*What is asked:* Among the entries, which lines carry the string "Philippus"? Copy each of them.

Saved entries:
== == ==

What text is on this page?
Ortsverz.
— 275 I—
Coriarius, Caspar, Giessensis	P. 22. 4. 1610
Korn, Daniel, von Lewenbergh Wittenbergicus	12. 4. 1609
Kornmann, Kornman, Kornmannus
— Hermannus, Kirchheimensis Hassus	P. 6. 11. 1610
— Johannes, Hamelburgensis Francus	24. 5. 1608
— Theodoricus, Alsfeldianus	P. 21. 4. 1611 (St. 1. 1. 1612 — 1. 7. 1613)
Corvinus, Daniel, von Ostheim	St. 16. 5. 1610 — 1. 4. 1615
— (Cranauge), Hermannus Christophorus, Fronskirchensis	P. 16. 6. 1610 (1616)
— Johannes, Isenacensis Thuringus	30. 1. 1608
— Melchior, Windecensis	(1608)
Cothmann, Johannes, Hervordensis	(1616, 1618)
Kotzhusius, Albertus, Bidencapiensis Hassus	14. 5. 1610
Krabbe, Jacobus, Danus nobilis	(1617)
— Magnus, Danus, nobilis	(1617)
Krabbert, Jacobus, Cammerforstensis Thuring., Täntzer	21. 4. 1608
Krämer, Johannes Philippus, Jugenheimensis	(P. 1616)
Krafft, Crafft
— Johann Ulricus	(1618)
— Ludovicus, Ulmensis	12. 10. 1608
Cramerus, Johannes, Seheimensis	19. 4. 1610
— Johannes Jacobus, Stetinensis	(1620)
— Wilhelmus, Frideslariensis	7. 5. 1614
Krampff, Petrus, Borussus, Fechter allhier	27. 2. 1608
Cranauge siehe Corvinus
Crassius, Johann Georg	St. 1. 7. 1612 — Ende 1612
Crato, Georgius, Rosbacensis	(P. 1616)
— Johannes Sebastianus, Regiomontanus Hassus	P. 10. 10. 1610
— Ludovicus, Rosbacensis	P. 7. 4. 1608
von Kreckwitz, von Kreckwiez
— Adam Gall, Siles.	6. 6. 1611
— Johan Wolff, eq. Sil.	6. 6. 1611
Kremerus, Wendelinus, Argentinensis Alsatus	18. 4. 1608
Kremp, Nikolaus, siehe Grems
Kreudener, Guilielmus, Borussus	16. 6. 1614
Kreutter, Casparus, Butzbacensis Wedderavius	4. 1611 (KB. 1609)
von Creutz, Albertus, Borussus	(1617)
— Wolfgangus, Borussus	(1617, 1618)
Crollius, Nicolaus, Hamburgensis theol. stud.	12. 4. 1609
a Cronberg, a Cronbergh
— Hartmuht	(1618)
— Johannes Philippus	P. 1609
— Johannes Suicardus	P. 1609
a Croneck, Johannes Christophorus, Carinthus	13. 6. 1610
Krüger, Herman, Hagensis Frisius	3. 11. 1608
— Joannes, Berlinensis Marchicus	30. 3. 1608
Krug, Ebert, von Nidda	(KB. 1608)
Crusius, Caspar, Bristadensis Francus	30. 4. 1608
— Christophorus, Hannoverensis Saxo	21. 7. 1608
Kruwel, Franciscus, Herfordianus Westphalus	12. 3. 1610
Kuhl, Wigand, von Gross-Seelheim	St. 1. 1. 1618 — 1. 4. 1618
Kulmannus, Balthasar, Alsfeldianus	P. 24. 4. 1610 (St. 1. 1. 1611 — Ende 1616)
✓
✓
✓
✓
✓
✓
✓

== == ==

*Answer below:*
Krämer, Johannes Philippus, Jugenheimensis	(P. 1616)
— Johannes Philippus	P. 1609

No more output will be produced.